:: What you should do ::
From the article on speeding up recommenders, output word for word the passage that opens with the words "NVIDIA GPUs are" and closes with "to compute bound.".

:: Text provided ::
^^^^^^^^
A guest post by Valerie Sarge, Shashank Verma, Ben Barsdell, James Sohn, Hao Wu, and Vartika Singh from NVIDIA
Recommenders personalize our experiences just about everywhere you can think of. They help you choose a movie for Saturday night, or discover a new artist when you’ve looped over your go-to playlist one too many times. They are one of the most important applications of deep learning, yet as it stands today, recommenders remain some of the most challenging models to accelerate due to their data requirements. This doesn’t just mean speeding up inference, but also training workflows so developers can iterate quickly. In this article, we’ll discuss what bottlenecks are typically observed with recommender workloads in practice, and how they can be identified and alleviated.
NVIDIA GPUs are great at handling parallelized computation, and have been successful in deep learning domains like Computer Vision (CV) or Natural Language Processing (NLP) where computation itself is usually the dominant factor in throughput as compared to the time it takes to bring the data itself to the model. However, modern recommenders tend to be memory and I/O bound as opposed to compute bound.
Recommenders are memory intensive
Modern recommenders can have hundreds of features, with many categorical features and cardinalities to the order of hundreds of millions! Take a “userID” feature for example. It isn’t too hard to imagine a hundred million distinct users. On occasion, the cumulative embedding tables may become so large that they would be hard to fit on a single GPU’s memory. Additionally, these large embedding tables involve pure memory lookups, whereas the deep neural networks themselves may be much smaller in terms of their memory footprint.
^^^^^^^^
:: Data extract ::
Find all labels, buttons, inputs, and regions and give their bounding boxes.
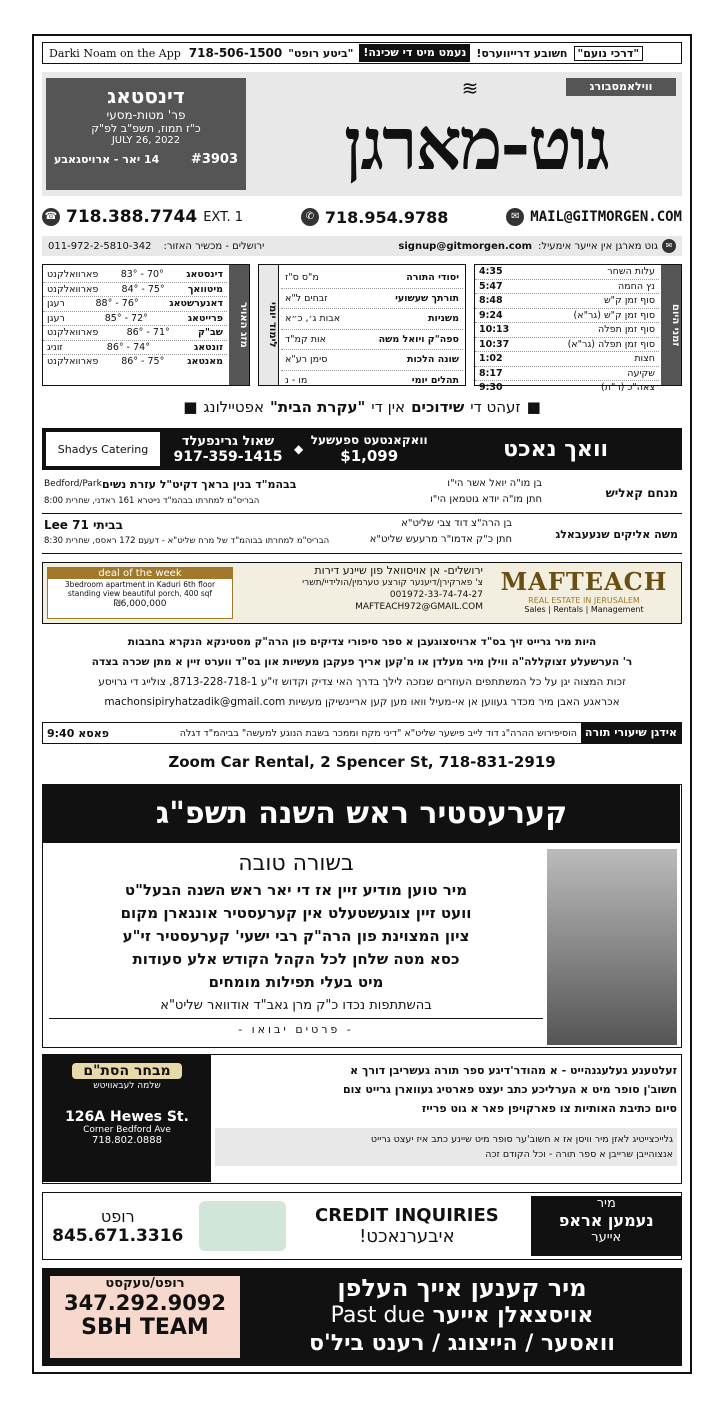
re-heb2: צ' פארקירן/דיענער קורצע טערמין/הולידיי/תשרי xyxy=(302,578,483,588)
weather-temp: 86° - 71° xyxy=(126,327,170,338)
zmanim-name: צאה"כ (ר"ת) xyxy=(601,382,655,393)
weather-temp: 84° - 75° xyxy=(121,283,165,295)
mafteach-logo xyxy=(489,567,679,619)
shidduchim-text4: "עקרת הבית" xyxy=(270,398,366,416)
weather-temp: 86° - 75° xyxy=(121,356,165,367)
zmanim-name: סוף זמן תפלה (גר"א) xyxy=(567,338,655,350)
weather-temp: 88° - 76° xyxy=(95,298,139,309)
newspaper-page xyxy=(32,34,692,1374)
kerestir-l6: בהשתתפות נכדו כ"ק מרן גאב"ד אודוואר שליט"א xyxy=(49,994,543,1019)
masthead xyxy=(42,72,682,196)
weather-day: פרייטאג xyxy=(187,312,223,324)
simcha-1-addr: Bedford/Park xyxy=(44,479,102,489)
limud-label: לימוד יומי xyxy=(259,265,279,385)
brand-name: MAFTEACH xyxy=(500,567,668,596)
realestate-info xyxy=(239,565,483,613)
weather-temp: 83° - 70° xyxy=(120,269,164,280)
vacation-label: וואקאנטעט ספעשעל xyxy=(310,433,428,447)
eng-date: JULY 26, 2022 xyxy=(111,135,181,146)
main-phone[interactable]: 718.388.7744 xyxy=(66,207,198,227)
zmanim-name: סוף זמן ק"ש xyxy=(603,295,655,306)
drivers-tag: חשובע דרייווערס! xyxy=(476,46,568,60)
zmanim-label: זמני היום xyxy=(661,265,681,385)
agent-name: שאול גרינפעלד xyxy=(181,433,275,449)
shiur-text: הוסיפירוש ההרה"ג דוד לייב פישער שליט"א "דיני מקח וממכר בשבת הנוגע למעשה" בביהמ"ד דגלה xyxy=(179,727,577,739)
notice-line2: ר' הערשעלע זצוקללה"ה ווילן מיר מעלדן או מ'קען אריך פעקבן מעשיות און בס"ד ווערט זיין א מתן שכרה בצדה xyxy=(91,656,633,668)
zmanim-time: 4:35 xyxy=(479,266,503,277)
vacation-price: $1,099 xyxy=(340,447,399,465)
credit-title: CREDIT INQUIRIES xyxy=(314,1205,499,1226)
limud-row xyxy=(281,330,463,351)
zmanim-row xyxy=(475,381,659,395)
weather-temp: 86° - 74° xyxy=(106,341,150,353)
fax-icon: ☎ xyxy=(42,208,60,226)
diamond-icon: ◆ xyxy=(294,442,304,456)
kerestir-l2: וועט זיין צוגעשטעלט אין קערעסטיר אונגארן מקום xyxy=(120,904,472,922)
simcha-row-2 xyxy=(42,516,682,554)
zmanim-row xyxy=(475,338,659,353)
simcha-2-detail: הבריס"מ למחרתו בבוהמ"ד של מרח שליט"א - דעעם 172 ראסס, שחרית 8:30 xyxy=(44,536,330,546)
zmanim-name: חצות xyxy=(634,353,655,364)
limud-name: ספה"ק ויואל משה xyxy=(378,333,459,345)
caterer-logo xyxy=(46,432,160,466)
limud-name: שונה הלכות xyxy=(406,354,459,365)
simcha-1-groom: בן מו"ה יואל אשר הי"ו xyxy=(447,478,542,489)
kerestir-body xyxy=(49,849,543,1041)
realestate-ad xyxy=(42,562,682,624)
app-heb: "ביטע רופט" xyxy=(288,46,354,60)
zmanim-row xyxy=(475,352,659,367)
kerestir-title: קערעסטיר ראש השנה תשפ"ג xyxy=(43,785,680,843)
darkei-noam-tag: "דרכי נועם" xyxy=(574,46,644,61)
shop-address: 126A Hewes St. xyxy=(65,1109,189,1125)
weather-day: דינסטאג xyxy=(186,269,223,280)
brand-services: Sales | Rentals | Management xyxy=(524,605,644,614)
shop-block xyxy=(43,1055,211,1182)
zmanim-list xyxy=(475,265,659,395)
zmanim-time: 9:24 xyxy=(479,309,503,321)
app-phone[interactable]: 718-506-1500 xyxy=(188,46,283,60)
simcha-2-groom: בן הרה"צ דוד צבי שליט"א xyxy=(401,518,512,529)
limud-name: משניות xyxy=(428,313,459,324)
limud-name: תורתך שעשועי xyxy=(395,292,459,304)
credit-card-image xyxy=(199,1201,287,1251)
bills-call: רופט/טעקסט xyxy=(105,1276,185,1291)
zmanim-row xyxy=(475,367,659,382)
limud-box xyxy=(258,264,466,386)
notice-line3: זכות המצוה יגן על כל המשתתפים העוזרים שנזכה לילך בדרך האי צדיק וקדוש זי"ע 8713-228-718-1, צולייג די גרויסע xyxy=(98,676,626,688)
sefer-notice xyxy=(42,632,682,716)
credit-right2: נעמען אראפ xyxy=(558,1211,654,1230)
kerestir-ad xyxy=(42,784,682,1048)
signup-label: גוט מארגן אין אייער אימעיל: xyxy=(538,240,658,252)
bills-team: SBH TEAM xyxy=(81,1315,209,1340)
zmanim-time: 10:13 xyxy=(479,324,510,335)
limud-row xyxy=(281,268,463,289)
st-l4: גלייכצייטיג לאזן מיר וויסן אז א חשוב'ער סופר מיט שיינע כתב איז יעצט גרייט xyxy=(370,1134,673,1145)
bills-l2b: אויסצאלן אייער xyxy=(432,1303,594,1328)
weather-label: מזג האויר xyxy=(229,265,249,385)
simcha-2-bride: חתן כ"ק אדמו"ר מרעעש שליט"א xyxy=(369,534,512,545)
steam-icon: ≋ xyxy=(461,76,479,100)
shiur-label: אידגן שיעורי תורה xyxy=(581,723,681,743)
mail-icon: ✉ xyxy=(506,208,524,226)
st-l1: זעלטענע געלעגנהייט - א מהודר'דיגע ספר תורה געשריבן דורך א xyxy=(350,1064,677,1077)
bills-l1: מיר קענען אייך העלפן xyxy=(337,1274,587,1302)
limud-val: מ"ס ס"ז xyxy=(285,272,319,283)
notice-email[interactable]: machonsipiryhatzadik@gmail.com xyxy=(104,696,286,708)
zmanim-time: 8:48 xyxy=(479,295,503,306)
weather-cond: פארוואלקנט xyxy=(47,269,99,280)
simcha-1-hall: בבהמ"ד בנין בראך דקיט"ל עזרת נשים xyxy=(102,478,297,491)
deal-price: ₪6,000,000 xyxy=(113,599,167,609)
zmanim-name: סוף זמן תפלה xyxy=(598,324,655,335)
weather-temp: 85° - 72° xyxy=(104,312,148,324)
shop-sub: שלמה לעבאוויטש xyxy=(93,1081,161,1091)
signup-email[interactable]: signup@gitmorgen.com xyxy=(398,240,533,252)
limud-row xyxy=(281,371,463,391)
limud-row xyxy=(281,289,463,310)
kerestir-l4: כסא מטה שלחן לכל הקהל הקודש אלע סעודות xyxy=(132,950,460,968)
notice-line1: היות מיר גרייט זיך בס"ד ארויסצוגעבן א ספר סיפורי צדיקים פון הרה"ק מסטינקא הנקרא בחבבות xyxy=(127,636,597,648)
st-l2: חשוב'ן סופר מיט א הערליכע כתב יעצט פארטיג געווארן גרייט צום xyxy=(342,1083,677,1096)
kerestir-l7: - פרטים יבואו - xyxy=(238,1023,354,1036)
weather-cond: פארוואלקנט xyxy=(47,356,99,367)
simcha-2-hall: בביתי 71 Lee xyxy=(44,518,123,532)
zmanim-row xyxy=(475,309,659,324)
israel-phone[interactable]: 011-972-2-5810-342 xyxy=(48,240,152,252)
simcha-row-1 xyxy=(42,476,682,514)
weather-cond: רעגן xyxy=(47,298,65,309)
shidduchim-banner xyxy=(42,394,682,420)
re-heb1: ירושלים- אן אויסוואל פון שיינע דירות xyxy=(314,564,483,577)
envelope-icon: ✉ xyxy=(662,239,676,253)
shidduchim-text1: זעהט די xyxy=(470,398,521,416)
credit-right3: אייער xyxy=(591,1230,622,1245)
zmanim-time: 5:47 xyxy=(479,280,503,292)
credit-phone[interactable]: 845.671.3316 xyxy=(52,1225,184,1246)
shechina-tag: נעמט מיט די שכינה! xyxy=(359,44,470,62)
zmanim-row xyxy=(475,294,659,309)
masthead-title: גוט-מארגן xyxy=(344,101,608,186)
weather-day: זונטאג xyxy=(194,341,223,353)
weather-day: מאנטאג xyxy=(187,356,223,367)
parsha: פר' מטות-מסעי xyxy=(106,108,186,122)
heb-date: כ"ז תמוז, תשפ"ב לפ"ק xyxy=(91,122,201,135)
simcha-1-name: מנחם קאליש xyxy=(605,486,678,500)
israel-label: ירושלים - מכשיר האזור: xyxy=(163,240,265,252)
deal-text: 3bedroom apartment in Kaduri 6th floor standing view beautiful porch, 400 sqf xyxy=(64,580,216,598)
weather-row xyxy=(43,297,227,312)
date-block xyxy=(46,78,246,190)
weather-row xyxy=(43,283,227,298)
weather-row xyxy=(43,326,227,341)
contact-bar xyxy=(42,202,682,232)
shidduchim-text2: שידוכים xyxy=(411,398,465,416)
agent-phone[interactable]: 917-359-1415 xyxy=(173,448,283,465)
limud-val: אבות ג׳, כ״א xyxy=(285,313,341,324)
weather-row xyxy=(43,312,227,327)
bills-text xyxy=(248,1274,676,1358)
caterer-name: Shadys Catering xyxy=(57,442,149,456)
zoom-ad: Zoom Car Rental, 2 Spencer St, 718-831-2919 xyxy=(168,753,556,771)
weather-day: מיטוואך xyxy=(187,283,223,295)
brand-sub: REAL ESTATE IN JERUSALEM xyxy=(528,596,640,605)
credit-sub: איבערנאכט! xyxy=(359,1226,455,1247)
re-email[interactable]: MAFTEACH972@GMAIL.COM xyxy=(355,602,483,612)
signup-bar xyxy=(42,236,682,256)
agent-block xyxy=(168,434,288,465)
issue-heb: 14 יאר - ארויסגאבע xyxy=(54,153,160,166)
limud-name: יסודי התורה xyxy=(406,272,459,283)
zmanim-name: סוף זמן ק"ש (גר"א) xyxy=(573,309,655,321)
zmanim-time: 8:17 xyxy=(479,367,503,379)
weather-day: דאנערשטאג xyxy=(169,298,223,309)
weather-row xyxy=(43,355,227,369)
weather-cond: זוניג xyxy=(47,341,63,353)
shop-name: מבחר הסת"ם xyxy=(72,1063,182,1079)
shidduchim-text5: אפטיילונג xyxy=(203,398,265,416)
bills-ad xyxy=(42,1268,682,1366)
weather-row xyxy=(43,341,227,356)
kerestir-l3: ציון המצוינת פון הרה"ק רבי ישעי' קערעסטיר זי"ע xyxy=(122,927,470,945)
sefer-torah-ad xyxy=(42,1054,682,1184)
weather-box xyxy=(42,264,250,386)
second-phone[interactable]: 718.954.9788 xyxy=(324,207,449,227)
bills-phone[interactable]: 347.292.9092 xyxy=(63,1291,227,1315)
st-l3: סיום כתיבת האותיות צו פארקויפן פאר א גוט פרייז xyxy=(421,1102,677,1115)
phone-icon: ✆ xyxy=(301,208,319,226)
weather-list xyxy=(43,268,227,369)
notice-line4b: אכראגע האבן מיר מכדר געווען אן אי-מעיל וואו מען קען אריינשיקן מעשיות xyxy=(288,696,620,708)
limud-val: מו - נ xyxy=(285,374,308,386)
bills-l3: וואסער / הייצונג / רענט ביל'ס xyxy=(309,1331,615,1356)
issue-number: #3903 xyxy=(190,152,238,167)
main-email[interactable]: MAIL@GITMORGEN.COM xyxy=(530,209,682,225)
limud-val: סימן רע"א xyxy=(285,354,328,365)
zmanim-name: שקיעה xyxy=(627,367,655,379)
kerestir-l1: מיר טוען מודיע זיין אז די יאר ראש השנה הבעל"ט xyxy=(124,881,468,899)
bills-l2a: Past due xyxy=(330,1303,425,1328)
kerestir-photo xyxy=(547,849,677,1045)
limud-val: זבחים ל"א xyxy=(285,292,328,304)
simcha-2-name: משה אליקים שנעעבאלג xyxy=(555,528,678,541)
sefer-torah-text xyxy=(215,1061,677,1166)
zmanim-time: 10:37 xyxy=(479,338,510,350)
kerestir-l5: מיט בעלי תפילות מומחים xyxy=(208,973,384,991)
edition-badge: ווילאמסבורג xyxy=(566,78,676,96)
zmanim-row xyxy=(475,280,659,295)
shop-phone[interactable]: 718.802.0888 xyxy=(92,1135,162,1146)
simcha-1-detail: הבריס"מ למחרתו בבהמ"ד נייטרא 161 ראדני, שחרית 8:00 xyxy=(44,496,260,506)
zmanim-row xyxy=(475,265,659,280)
limud-name: תהלים יומי xyxy=(411,374,459,386)
weather-day: שב"ק xyxy=(198,327,223,338)
zmanim-name: נץ החמה xyxy=(617,280,655,292)
simchas-header xyxy=(42,428,682,470)
st-l5: אנצוהייבן שרייבן א ספר תורה - וכל הקודם זכה xyxy=(485,1149,673,1160)
credit-right1: מיר xyxy=(596,1196,616,1211)
limud-list xyxy=(281,268,463,390)
weather-cond: פארוואלקנט xyxy=(47,327,99,338)
weather-cond: פארוואלקנט xyxy=(47,283,99,295)
credit-ad xyxy=(42,1192,682,1260)
top-banner xyxy=(42,42,682,64)
phone-ext: EXT. 1 xyxy=(203,209,244,225)
limud-row xyxy=(281,309,463,330)
zmanim-box xyxy=(474,264,682,393)
shop-corner: Corner Bedford Ave xyxy=(83,1125,171,1135)
zmanim-row xyxy=(475,323,659,338)
simchas-title: וואך נאכט xyxy=(503,436,609,462)
credit-call: רופט xyxy=(100,1206,135,1226)
limud-val: אות קמ"ד xyxy=(285,333,326,345)
weather-cond: רעגן xyxy=(47,312,65,324)
shiur-time: פאסא 9:40 xyxy=(47,726,109,740)
vacation-block xyxy=(309,433,429,465)
credit-right xyxy=(531,1196,681,1256)
weather-row xyxy=(43,268,227,283)
deal-title: deal of the week xyxy=(48,568,232,579)
app-label: Darki Noam on the App xyxy=(49,46,181,60)
shiur-bar xyxy=(42,722,682,744)
shidduchim-text3: אין די xyxy=(371,398,406,416)
zmanim-time: 9:30 xyxy=(479,382,503,393)
zmanim-time: 1:02 xyxy=(479,353,503,364)
zmanim-name: עלות השחר xyxy=(607,266,655,277)
re-phone[interactable]: 001972-33-74-74-27 xyxy=(389,590,483,600)
deal-box xyxy=(47,567,233,619)
limud-row xyxy=(281,350,463,371)
day-name: דינסטאג xyxy=(107,84,185,108)
bullet-icon: ■ xyxy=(526,398,541,416)
kerestir-subtitle: בשורה טובה xyxy=(238,851,354,876)
simcha-1-bride: חתן מו"ה יודא גוטמאן הי"ו xyxy=(430,494,542,505)
bullet-icon: ■ xyxy=(183,398,198,416)
bills-contact xyxy=(50,1276,240,1358)
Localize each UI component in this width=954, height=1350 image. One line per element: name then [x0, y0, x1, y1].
^^^^^^^^
:: Solved exercise ::
NVIDIA GPUs are great at handling parallelized computation, and have been successful in deep learning domains like Computer Vision (CV) or Natural Language Processing (NLP) where computation itself is usually the dominant factor in throughput as compared to the time it takes to bring the data itself to the model. However, modern recommenders tend to be memory and I/O bound as opposed to compute bound.